Task objective: Pictures within the data are to be left out; everything else must be reproduced exactly.

***** Records supplied *****

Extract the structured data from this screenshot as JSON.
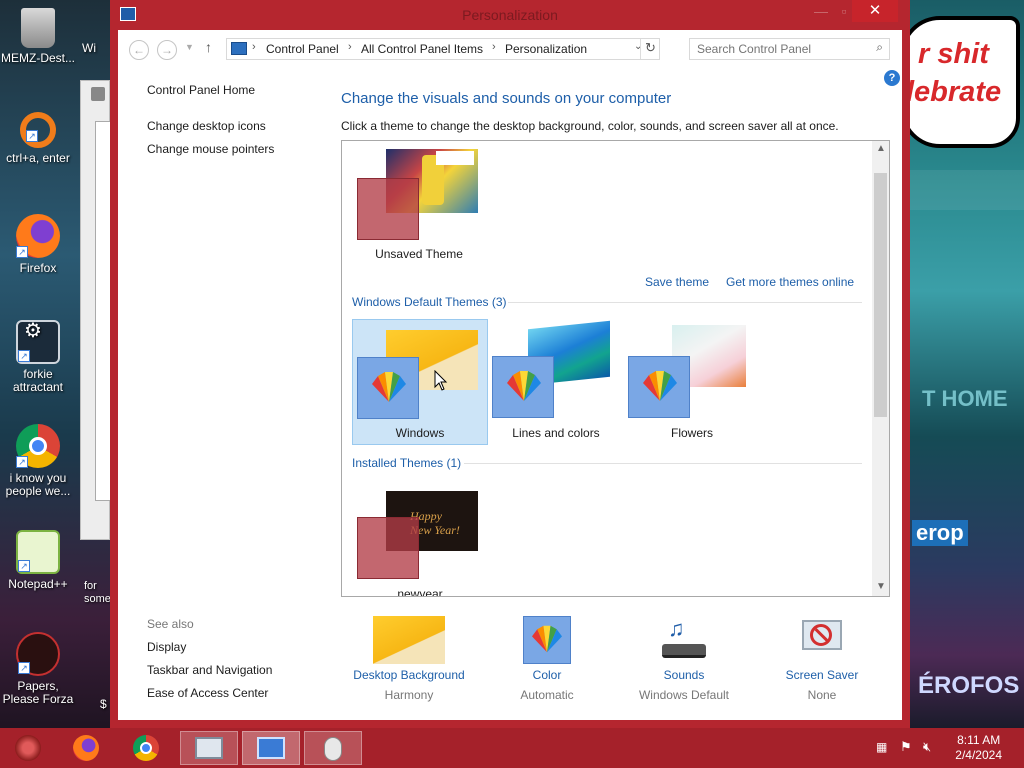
{
  "window": {
    "title": "Personalization"
  },
  "breadcrumb": {
    "items": [
      "Control Panel",
      "All Control Panel Items",
      "Personalization"
    ]
  },
  "search": {
    "placeholder": "Search Control Panel"
  },
  "sidebar": {
    "home": "Control Panel Home",
    "links": [
      "Change desktop icons",
      "Change mouse pointers"
    ],
    "see_also_title": "See also",
    "see_also": [
      "Display",
      "Taskbar and Navigation",
      "Ease of Access Center"
    ]
  },
  "main": {
    "heading": "Change the visuals and sounds on your computer",
    "subtext": "Click a theme to change the desktop background, color, sounds, and screen saver all at once.",
    "my_themes": {
      "unsaved_label": "Unsaved Theme",
      "save_theme": "Save theme",
      "get_more": "Get more themes online"
    },
    "default_section": "Windows Default Themes (3)",
    "default_themes": [
      "Windows",
      "Lines and colors",
      "Flowers"
    ],
    "installed_section": "Installed Themes (1)",
    "installed_themes": [
      "newyear"
    ],
    "newyear_art_text": [
      "Happy",
      "New Year!"
    ]
  },
  "bottom": [
    {
      "title": "Desktop Background",
      "sub": "Harmony"
    },
    {
      "title": "Color",
      "sub": "Automatic"
    },
    {
      "title": "Sounds",
      "sub": "Windows Default"
    },
    {
      "title": "Screen Saver",
      "sub": "None"
    }
  ],
  "desktop": {
    "icons": [
      "MEMZ-Dest...",
      "ctrl+a, enter",
      "Firefox",
      "forkie attractant",
      "i know you people we...",
      "Notepad++",
      "Papers, Please Forza"
    ],
    "partial_icons": [
      "Wi",
      "for some",
      "$"
    ],
    "wallpaper_speech": [
      "r shit",
      "lebrate"
    ],
    "wallpaper_words": [
      "T HOME",
      "erop",
      "ÉROFOS"
    ]
  },
  "taskbar": {
    "time": "8:11 AM",
    "date": "2/4/2024"
  },
  "colors": {
    "window_frame": "#b5262f",
    "taskbar": "#a5212a",
    "link": "#1e5fa9",
    "selection": "#cce4f7"
  }
}
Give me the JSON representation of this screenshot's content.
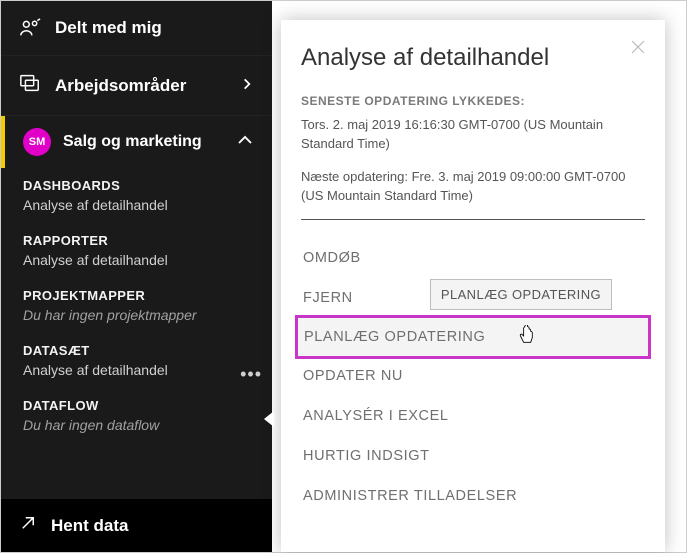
{
  "sidebar": {
    "shared_label": "Delt med mig",
    "workspaces_label": "Arbejdsområder",
    "active_workspace": {
      "initials": "SM",
      "name": "Salg og marketing"
    },
    "sections": [
      {
        "head": "DASHBOARDS",
        "item": "Analyse af detailhandel",
        "italic": false
      },
      {
        "head": "RAPPORTER",
        "item": "Analyse af detailhandel",
        "italic": false
      },
      {
        "head": "PROJEKTMAPPER",
        "item": "Du har ingen projektmapper",
        "italic": true
      },
      {
        "head": "DATASÆT",
        "item": "Analyse af detailhandel",
        "italic": false,
        "more": true
      },
      {
        "head": "DATAFLOW",
        "item": "Du har ingen dataflow",
        "italic": true
      }
    ],
    "getdata_label": "Hent data"
  },
  "panel": {
    "title": "Analyse af detailhandel",
    "status_head": "SENESTE OPDATERING LYKKEDES:",
    "status_time": "Tors. 2. maj 2019 16:16:30 GMT-0700 (US Mountain Standard Time)",
    "next_time": "Næste opdatering: Fre. 3. maj 2019 09:00:00 GMT-0700 (US Mountain Standard Time)",
    "menu": {
      "rename": "OMDØB",
      "remove": "FJERN",
      "schedule": "PLANLÆG OPDATERING",
      "refresh_now": "OPDATER NU",
      "analyze_excel": "ANALYSÉR I EXCEL",
      "quick_insights": "HURTIG INDSIGT",
      "manage_permissions": "ADMINISTRER TILLADELSER"
    },
    "tooltip": "PLANLÆG OPDATERING"
  }
}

*****

Output for this exercise:
Extract the structured data from this screenshot as JSON.
{
  "window": {
    "title": "Personalization"
  },
  "breadcrumb": {
    "items": [
      "Control Panel",
      "All Control Panel Items",
      "Personalization"
    ]
  },
  "search": {
    "placeholder": "Search Control Panel"
  },
  "sidebar": {
    "home": "Control Panel Home",
    "links": [
      "Change desktop icons",
      "Change mouse pointers"
    ],
    "see_also_title": "See also",
    "see_also": [
      "Display",
      "Taskbar and Navigation",
      "Ease of Access Center"
    ]
  },
  "main": {
    "heading": "Change the visuals and sounds on your computer",
    "subtext": "Click a theme to change the desktop background, color, sounds, and screen saver all at once.",
    "my_themes": {
      "unsaved_label": "Unsaved Theme",
      "save_theme": "Save theme",
      "get_more": "Get more themes online"
    },
    "default_section": "Windows Default Themes (3)",
    "default_themes": [
      "Windows",
      "Lines and colors",
      "Flowers"
    ],
    "installed_section": "Installed Themes (1)",
    "installed_themes": [
      "newyear"
    ],
    "newyear_art_text": [
      "Happy",
      "New Year!"
    ]
  },
  "bottom": [
    {
      "title": "Desktop Background",
      "sub": "Harmony"
    },
    {
      "title": "Color",
      "sub": "Automatic"
    },
    {
      "title": "Sounds",
      "sub": "Windows Default"
    },
    {
      "title": "Screen Saver",
      "sub": "None"
    }
  ],
  "desktop": {
    "icons": [
      "MEMZ-Dest...",
      "ctrl+a, enter",
      "Firefox",
      "forkie attractant",
      "i know you people we...",
      "Notepad++",
      "Papers, Please Forza"
    ],
    "partial_icons": [
      "Wi",
      "for some",
      "$"
    ],
    "wallpaper_speech": [
      "r shit",
      "lebrate"
    ],
    "wallpaper_words": [
      "T HOME",
      "erop",
      "ÉROFOS"
    ]
  },
  "taskbar": {
    "time": "8:11 AM",
    "date": "2/4/2024"
  },
  "colors": {
    "window_frame": "#b5262f",
    "taskbar": "#a5212a",
    "link": "#1e5fa9",
    "selection": "#cce4f7"
  }
}
Give me the JSON representation of this screenshot's content.
{
  "sidebar": {
    "shared_label": "Delt med mig",
    "workspaces_label": "Arbejdsområder",
    "active_workspace": {
      "initials": "SM",
      "name": "Salg og marketing"
    },
    "sections": [
      {
        "head": "DASHBOARDS",
        "item": "Analyse af detailhandel",
        "italic": false
      },
      {
        "head": "RAPPORTER",
        "item": "Analyse af detailhandel",
        "italic": false
      },
      {
        "head": "PROJEKTMAPPER",
        "item": "Du har ingen projektmapper",
        "italic": true
      },
      {
        "head": "DATASÆT",
        "item": "Analyse af detailhandel",
        "italic": false,
        "more": true
      },
      {
        "head": "DATAFLOW",
        "item": "Du har ingen dataflow",
        "italic": true
      }
    ],
    "getdata_label": "Hent data"
  },
  "panel": {
    "title": "Analyse af detailhandel",
    "status_head": "SENESTE OPDATERING LYKKEDES:",
    "status_time": "Tors. 2. maj 2019 16:16:30 GMT-0700 (US Mountain Standard Time)",
    "next_time": "Næste opdatering: Fre. 3. maj 2019 09:00:00 GMT-0700 (US Mountain Standard Time)",
    "menu": {
      "rename": "OMDØB",
      "remove": "FJERN",
      "schedule": "PLANLÆG OPDATERING",
      "refresh_now": "OPDATER NU",
      "analyze_excel": "ANALYSÉR I EXCEL",
      "quick_insights": "HURTIG INDSIGT",
      "manage_permissions": "ADMINISTRER TILLADELSER"
    },
    "tooltip": "PLANLÆG OPDATERING"
  }
}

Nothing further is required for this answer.